Search the material for the string "BaseCellFeatures", then return every line where it is found.

━━━━━ Supplied records

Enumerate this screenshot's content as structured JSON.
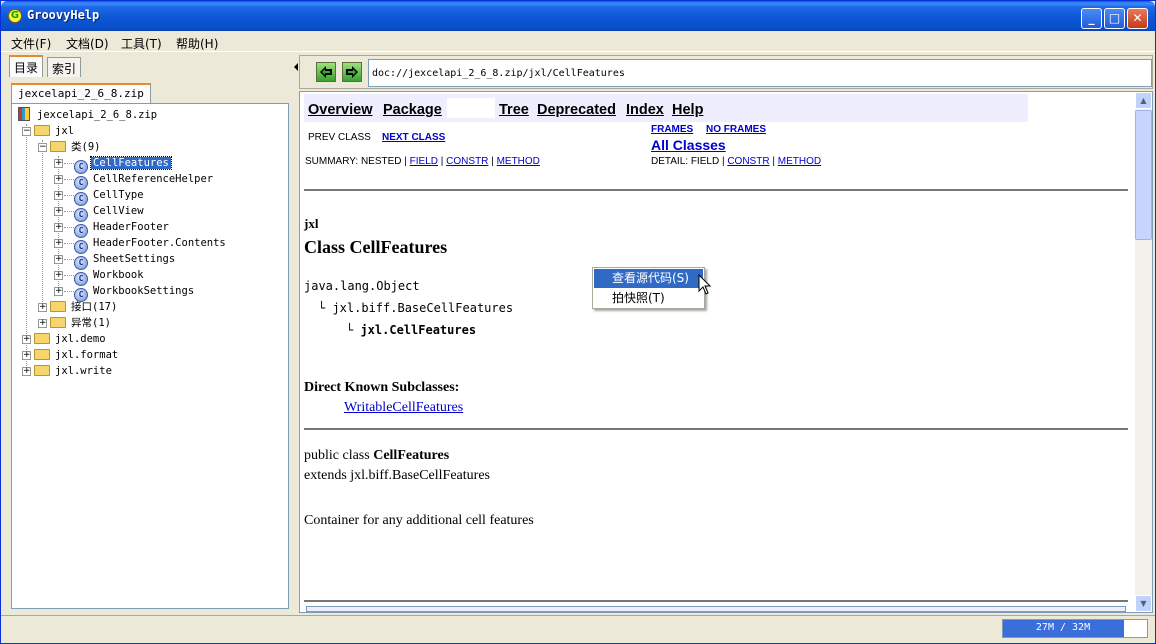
{
  "window": {
    "title": "GroovyHelp"
  },
  "menu": [
    "文件(F)",
    "文档(D)",
    "工具(T)",
    "帮助(H)"
  ],
  "left_tabs": [
    "目录",
    "索引"
  ],
  "sub_tab": "jexcelapi_2_6_8.zip",
  "tree": {
    "root": "jexcelapi_2_6_8.zip",
    "jxl": "jxl",
    "classes_folder": "类(9)",
    "classes": [
      "CellFeatures",
      "CellReferenceHelper",
      "CellType",
      "CellView",
      "HeaderFooter",
      "HeaderFooter.Contents",
      "SheetSettings",
      "Workbook",
      "WorkbookSettings"
    ],
    "selected_class": "CellFeatures",
    "interfaces_folder": "接口(17)",
    "exceptions_folder": "异常(1)",
    "packages": [
      "jxl.demo",
      "jxl.format",
      "jxl.write"
    ]
  },
  "address": "doc://jexcelapi_2_6_8.zip/jxl/CellFeatures",
  "doc": {
    "nav": [
      "Overview",
      "Package",
      "Tree",
      "Deprecated",
      "Index",
      "Help"
    ],
    "prev_class": "PREV CLASS",
    "next_class": "NEXT CLASS",
    "frames": "FRAMES",
    "no_frames": "NO FRAMES",
    "all_classes": "All Classes",
    "summary_prefix": "SUMMARY: NESTED |",
    "summary_field": "FIELD",
    "summary_constr": "CONSTR",
    "summary_method": "METHOD",
    "detail_prefix": "DETAIL: FIELD |",
    "detail_constr": "CONSTR",
    "detail_method": "METHOD",
    "sep": "|",
    "package": "jxl",
    "class_title": "Class CellFeatures",
    "hierarchy": [
      "java.lang.Object",
      "jxl.biff.BaseCellFeatures",
      "jxl.CellFeatures"
    ],
    "subclasses_label": "Direct Known Subclasses:",
    "subclass": "WritableCellFeatures",
    "decl_prefix": "public class ",
    "decl_name": "CellFeatures",
    "extends": "extends jxl.biff.BaseCellFeatures",
    "description": "Container for any additional cell features"
  },
  "context_menu": [
    "查看源代码(S)",
    "拍快照(T)"
  ],
  "status": {
    "memory_text": "27M / 32M",
    "memory_fraction": 0.84
  },
  "colors": {
    "title_bar": "#0a55d6",
    "selection": "#316ac5",
    "link": "#0000cc"
  }
}
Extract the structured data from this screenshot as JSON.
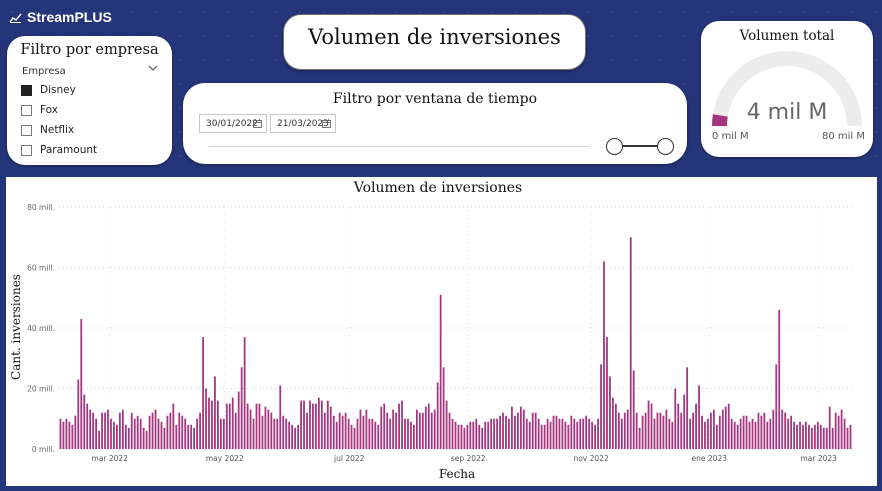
{
  "brand": {
    "name": "StreamPLUS",
    "icon": "line-chart-icon"
  },
  "company_filter": {
    "title": "Filtro por empresa",
    "field_label": "Empresa",
    "items": [
      {
        "label": "Disney",
        "checked": true
      },
      {
        "label": "Fox",
        "checked": false
      },
      {
        "label": "Netflix",
        "checked": false
      },
      {
        "label": "Paramount",
        "checked": false
      }
    ]
  },
  "page_title": "Volumen de inversiones",
  "date_filter": {
    "title": "Filtro por ventana de tiempo",
    "start": "30/01/2022",
    "end": "21/03/2023"
  },
  "gauge": {
    "title": "Volumen total",
    "value_label": "4 mil M",
    "min_label": "0 mil M",
    "max_label": "80 mil M",
    "value": 4,
    "max": 80,
    "color": "#a4357e"
  },
  "chart_data": {
    "type": "bar",
    "title": "Volumen de inversiones",
    "xlabel": "Fecha",
    "ylabel": "Cant. inversiones",
    "y_ticks": [
      "0 mill.",
      "20 mill.",
      "40 mill.",
      "60 mill.",
      "80 mill."
    ],
    "ylim": [
      0,
      80
    ],
    "x_ticks": [
      "mar 2022",
      "may 2022",
      "jul 2022",
      "sep 2022",
      "nov 2022",
      "ene 2023",
      "mar 2023"
    ],
    "color": "#a4357e",
    "grid": true,
    "values": [
      10,
      9,
      10,
      9,
      8,
      11,
      23,
      43,
      18,
      15,
      13,
      12,
      10,
      6,
      12,
      12,
      13,
      10,
      9,
      8,
      12,
      13,
      8,
      7,
      12,
      10,
      11,
      10,
      7,
      6,
      11,
      12,
      13,
      10,
      9,
      7,
      11,
      12,
      15,
      8,
      12,
      11,
      10,
      8,
      8,
      7,
      10,
      12,
      37,
      20,
      17,
      16,
      24,
      16,
      10,
      10,
      15,
      15,
      17,
      12,
      19,
      27,
      37,
      15,
      13,
      10,
      15,
      15,
      11,
      14,
      13,
      12,
      10,
      10,
      21,
      11,
      10,
      9,
      8,
      7,
      8,
      16,
      16,
      12,
      16,
      15,
      15,
      17,
      16,
      12,
      16,
      14,
      11,
      9,
      12,
      11,
      12,
      10,
      8,
      7,
      10,
      13,
      11,
      13,
      10,
      10,
      9,
      8,
      14,
      15,
      12,
      10,
      13,
      12,
      15,
      16,
      10,
      10,
      9,
      8,
      13,
      12,
      12,
      14,
      15,
      12,
      13,
      22,
      51,
      27,
      16,
      12,
      10,
      9,
      8,
      8,
      7,
      8,
      9,
      9,
      10,
      8,
      7,
      9,
      9,
      10,
      10,
      10,
      11,
      12,
      11,
      10,
      14,
      11,
      12,
      14,
      13,
      10,
      9,
      12,
      12,
      10,
      8,
      8,
      10,
      9,
      11,
      11,
      10,
      10,
      9,
      8,
      11,
      10,
      9,
      10,
      10,
      11,
      10,
      9,
      8,
      10,
      28,
      62,
      37,
      24,
      17,
      15,
      12,
      10,
      12,
      13,
      70,
      26,
      12,
      7,
      11,
      12,
      16,
      15,
      10,
      12,
      12,
      11,
      13,
      10,
      9,
      20,
      15,
      12,
      18,
      27,
      10,
      12,
      15,
      21,
      11,
      9,
      10,
      12,
      13,
      8,
      11,
      13,
      14,
      15,
      10,
      9,
      8,
      10,
      11,
      11,
      9,
      10,
      9,
      12,
      11,
      12,
      9,
      10,
      13,
      28,
      46,
      13,
      12,
      10,
      11,
      9,
      8,
      9,
      8,
      9,
      8,
      7,
      8,
      9,
      8,
      7,
      7,
      14,
      7,
      12,
      11,
      13,
      10,
      7,
      8
    ]
  }
}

━━━━━━━━━━

_In response_.
      "jxl.biff.BaseCellFeatures",
    "extends": "extends jxl.biff.BaseCellFeatures",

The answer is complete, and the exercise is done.